***** Text block *****

Alcohol-related liver disease patients deserve better care, says report

  • Post category:World News

Hospital staff are taking a dismissive attitude towards patients who have alcohol-related liver disease and lives could be needlessly lost, a review of patient deaths has reported.

From The Guardian

The review, the National Confidential Enquiry Into Patient Outcome and Death (NCEPOD), warns of unacceptable levels of care in the health service, a shortage of specialist doctors, and failures to properly screen and act upon drinking habits and manage acutely ill patients.

In some cases, the deaths might have been avoided, according to the review. Even when doctors were uncertain of cause of death they sometimes did not recommend an autopsy or report deaths to coroners, according to the analysis of hundreds of NHS cases.

Bertie Leigh, chairman of NCEPOD, a charitable body to improve professional standards, which is funded largely by the government, said: “We all know this is a group of people who are difficult to help. But they are still entitled to be treated on their clinical merits and the care that would bring benefit.

“I fear there is a more than a hint of dismissive attitudes in many of these cases ”¦ no decent healthcare system should write people off or deem them less worthy of the best care available to them.”

***** Provided material *****

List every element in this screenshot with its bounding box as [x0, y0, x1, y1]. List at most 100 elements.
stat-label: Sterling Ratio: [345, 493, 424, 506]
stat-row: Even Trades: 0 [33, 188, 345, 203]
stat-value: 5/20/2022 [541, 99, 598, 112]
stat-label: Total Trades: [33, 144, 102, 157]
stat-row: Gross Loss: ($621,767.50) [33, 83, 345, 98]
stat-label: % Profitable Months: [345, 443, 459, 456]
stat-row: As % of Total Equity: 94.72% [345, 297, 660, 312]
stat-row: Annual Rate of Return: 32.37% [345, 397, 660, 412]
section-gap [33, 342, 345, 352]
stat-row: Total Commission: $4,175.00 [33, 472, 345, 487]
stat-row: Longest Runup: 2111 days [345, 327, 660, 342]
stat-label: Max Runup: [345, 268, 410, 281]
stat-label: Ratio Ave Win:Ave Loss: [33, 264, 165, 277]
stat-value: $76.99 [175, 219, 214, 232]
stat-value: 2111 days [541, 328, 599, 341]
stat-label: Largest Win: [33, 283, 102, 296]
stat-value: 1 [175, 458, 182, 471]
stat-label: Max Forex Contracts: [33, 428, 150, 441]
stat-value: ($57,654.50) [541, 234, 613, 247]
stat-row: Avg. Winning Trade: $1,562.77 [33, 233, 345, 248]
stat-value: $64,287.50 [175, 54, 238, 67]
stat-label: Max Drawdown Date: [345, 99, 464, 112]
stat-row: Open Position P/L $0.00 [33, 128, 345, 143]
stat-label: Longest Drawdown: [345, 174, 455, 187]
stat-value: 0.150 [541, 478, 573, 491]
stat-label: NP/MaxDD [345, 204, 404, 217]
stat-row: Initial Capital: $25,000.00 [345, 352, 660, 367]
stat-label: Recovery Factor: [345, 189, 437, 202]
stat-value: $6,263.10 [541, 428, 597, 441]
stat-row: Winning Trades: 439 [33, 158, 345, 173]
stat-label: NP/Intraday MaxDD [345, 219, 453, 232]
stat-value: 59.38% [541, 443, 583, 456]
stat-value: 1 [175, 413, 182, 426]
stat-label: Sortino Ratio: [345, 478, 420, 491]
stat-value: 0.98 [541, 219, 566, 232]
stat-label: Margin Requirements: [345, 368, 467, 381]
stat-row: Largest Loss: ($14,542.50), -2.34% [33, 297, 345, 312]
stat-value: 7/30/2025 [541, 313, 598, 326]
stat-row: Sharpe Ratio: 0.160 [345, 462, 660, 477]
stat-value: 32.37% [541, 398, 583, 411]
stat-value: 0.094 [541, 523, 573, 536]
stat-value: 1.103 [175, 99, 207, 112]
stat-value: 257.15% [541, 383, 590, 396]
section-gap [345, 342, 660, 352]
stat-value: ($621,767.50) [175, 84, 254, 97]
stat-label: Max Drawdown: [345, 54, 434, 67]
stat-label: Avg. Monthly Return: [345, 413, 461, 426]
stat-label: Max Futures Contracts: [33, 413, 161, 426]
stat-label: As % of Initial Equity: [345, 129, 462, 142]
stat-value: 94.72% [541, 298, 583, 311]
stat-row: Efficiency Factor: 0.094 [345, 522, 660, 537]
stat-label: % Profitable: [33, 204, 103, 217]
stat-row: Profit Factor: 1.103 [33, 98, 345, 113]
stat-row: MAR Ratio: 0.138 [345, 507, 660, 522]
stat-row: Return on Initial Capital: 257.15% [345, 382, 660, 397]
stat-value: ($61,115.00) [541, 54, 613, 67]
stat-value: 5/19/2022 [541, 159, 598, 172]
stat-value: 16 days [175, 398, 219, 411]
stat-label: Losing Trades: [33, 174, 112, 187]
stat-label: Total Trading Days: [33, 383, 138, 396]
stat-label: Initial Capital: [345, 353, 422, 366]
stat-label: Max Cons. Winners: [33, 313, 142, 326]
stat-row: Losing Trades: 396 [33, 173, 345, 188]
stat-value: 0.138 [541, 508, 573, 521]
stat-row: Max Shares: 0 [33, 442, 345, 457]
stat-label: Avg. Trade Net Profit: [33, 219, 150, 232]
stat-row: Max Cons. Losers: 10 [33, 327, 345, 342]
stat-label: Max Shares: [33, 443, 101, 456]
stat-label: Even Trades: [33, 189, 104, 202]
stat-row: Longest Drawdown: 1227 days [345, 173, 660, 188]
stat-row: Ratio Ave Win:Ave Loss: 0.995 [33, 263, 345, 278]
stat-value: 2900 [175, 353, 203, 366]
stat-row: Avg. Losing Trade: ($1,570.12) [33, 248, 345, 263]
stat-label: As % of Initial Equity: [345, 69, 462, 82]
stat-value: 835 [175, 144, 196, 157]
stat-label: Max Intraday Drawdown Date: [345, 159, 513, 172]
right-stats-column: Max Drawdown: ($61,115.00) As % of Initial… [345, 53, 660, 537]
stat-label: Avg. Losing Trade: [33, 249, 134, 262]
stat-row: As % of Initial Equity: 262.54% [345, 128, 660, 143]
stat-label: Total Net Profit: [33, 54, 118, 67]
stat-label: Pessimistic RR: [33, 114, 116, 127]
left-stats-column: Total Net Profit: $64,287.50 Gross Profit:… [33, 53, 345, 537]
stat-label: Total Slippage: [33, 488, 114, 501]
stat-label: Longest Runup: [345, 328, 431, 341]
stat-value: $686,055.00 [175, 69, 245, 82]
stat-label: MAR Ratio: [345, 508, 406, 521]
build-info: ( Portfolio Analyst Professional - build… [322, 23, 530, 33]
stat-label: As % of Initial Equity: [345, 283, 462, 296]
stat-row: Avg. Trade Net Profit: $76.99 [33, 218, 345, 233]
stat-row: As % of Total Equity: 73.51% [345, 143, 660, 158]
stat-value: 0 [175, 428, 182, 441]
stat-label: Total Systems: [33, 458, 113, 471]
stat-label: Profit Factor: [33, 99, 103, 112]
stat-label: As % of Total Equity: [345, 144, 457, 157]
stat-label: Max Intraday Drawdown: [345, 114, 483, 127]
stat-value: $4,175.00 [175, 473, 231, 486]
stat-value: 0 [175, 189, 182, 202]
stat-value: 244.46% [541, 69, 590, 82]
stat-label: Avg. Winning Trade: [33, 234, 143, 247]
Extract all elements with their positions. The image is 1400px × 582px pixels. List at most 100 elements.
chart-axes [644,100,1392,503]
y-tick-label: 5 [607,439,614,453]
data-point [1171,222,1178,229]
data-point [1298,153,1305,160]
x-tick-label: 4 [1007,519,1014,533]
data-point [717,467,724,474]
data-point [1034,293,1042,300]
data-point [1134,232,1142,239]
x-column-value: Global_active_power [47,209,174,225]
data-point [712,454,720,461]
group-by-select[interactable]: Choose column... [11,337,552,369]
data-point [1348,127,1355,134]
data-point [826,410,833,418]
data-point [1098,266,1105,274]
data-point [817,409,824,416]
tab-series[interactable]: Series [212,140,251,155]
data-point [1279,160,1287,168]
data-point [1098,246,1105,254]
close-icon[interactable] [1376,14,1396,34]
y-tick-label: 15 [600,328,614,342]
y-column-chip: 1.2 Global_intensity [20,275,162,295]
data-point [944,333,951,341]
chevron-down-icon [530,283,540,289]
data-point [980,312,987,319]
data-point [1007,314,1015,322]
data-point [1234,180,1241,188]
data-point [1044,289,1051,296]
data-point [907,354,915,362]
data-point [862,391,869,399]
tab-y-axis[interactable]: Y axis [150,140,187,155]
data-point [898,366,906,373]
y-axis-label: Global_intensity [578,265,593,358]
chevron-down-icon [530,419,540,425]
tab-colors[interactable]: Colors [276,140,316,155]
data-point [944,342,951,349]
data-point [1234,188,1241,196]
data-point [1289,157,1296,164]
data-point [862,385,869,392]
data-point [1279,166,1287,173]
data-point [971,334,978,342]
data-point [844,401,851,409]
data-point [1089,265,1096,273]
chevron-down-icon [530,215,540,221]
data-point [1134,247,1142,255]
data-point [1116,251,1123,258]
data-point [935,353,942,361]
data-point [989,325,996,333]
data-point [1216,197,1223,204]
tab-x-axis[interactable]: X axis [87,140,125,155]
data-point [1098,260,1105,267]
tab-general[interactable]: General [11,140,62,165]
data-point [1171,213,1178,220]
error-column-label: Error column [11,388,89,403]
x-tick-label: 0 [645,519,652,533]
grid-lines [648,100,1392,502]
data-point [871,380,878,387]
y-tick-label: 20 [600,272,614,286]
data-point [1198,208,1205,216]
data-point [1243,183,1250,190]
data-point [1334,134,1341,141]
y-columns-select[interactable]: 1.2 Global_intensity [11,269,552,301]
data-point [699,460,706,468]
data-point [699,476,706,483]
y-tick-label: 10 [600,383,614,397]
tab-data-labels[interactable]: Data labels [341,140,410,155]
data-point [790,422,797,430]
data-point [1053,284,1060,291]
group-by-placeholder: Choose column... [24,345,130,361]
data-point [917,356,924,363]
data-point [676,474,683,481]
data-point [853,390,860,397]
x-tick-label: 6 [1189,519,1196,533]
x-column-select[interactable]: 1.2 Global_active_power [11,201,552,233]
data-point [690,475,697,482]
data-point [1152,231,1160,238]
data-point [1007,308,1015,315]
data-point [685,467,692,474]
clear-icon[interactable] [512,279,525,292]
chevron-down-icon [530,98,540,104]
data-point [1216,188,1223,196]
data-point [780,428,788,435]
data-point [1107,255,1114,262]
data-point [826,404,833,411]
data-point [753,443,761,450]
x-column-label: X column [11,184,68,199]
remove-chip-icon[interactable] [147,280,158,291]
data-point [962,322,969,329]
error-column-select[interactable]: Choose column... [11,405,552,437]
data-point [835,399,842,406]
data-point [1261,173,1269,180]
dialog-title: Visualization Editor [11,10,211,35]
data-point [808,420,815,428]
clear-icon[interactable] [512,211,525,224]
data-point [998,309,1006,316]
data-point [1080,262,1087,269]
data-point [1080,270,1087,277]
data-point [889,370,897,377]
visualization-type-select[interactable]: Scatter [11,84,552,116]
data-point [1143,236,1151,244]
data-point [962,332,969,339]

*****

# Exercise:
Copy out the entire article on care for patients with alcohol-related liver disease word for word.

# Output below:
Alcohol-related liver disease patients deserve better care, says report

  • Post category:World News

Hospital staff are taking a dismissive attitude towards patients who have alcohol-related liver disease and lives could be needlessly lost, a review of patient deaths has reported.

From The Guardian

The review, the National Confidential Enquiry Into Patient Outcome and Death (NCEPOD), warns of unacceptable levels of care in the health service, a shortage of specialist doctors, and failures to properly screen and act upon drinking habits and manage acutely ill patients.

In some cases, the deaths might have been avoided, according to the review. Even when doctors were uncertain of cause of death they sometimes did not recommend an autopsy or report deaths to coroners, according to the analysis of hundreds of NHS cases.

Bertie Leigh, chairman of NCEPOD, a charitable body to improve professional standards, which is funded largely by the government, said: “We all know this is a group of people who are difficult to help. But they are still entitled to be treated on their clinical merits and the care that would bring benefit.

“I fear there is a more than a hint of dismissive attitudes in many of these cases ”¦ no decent healthcare system should write people off or deem them less worthy of the best care available to them.”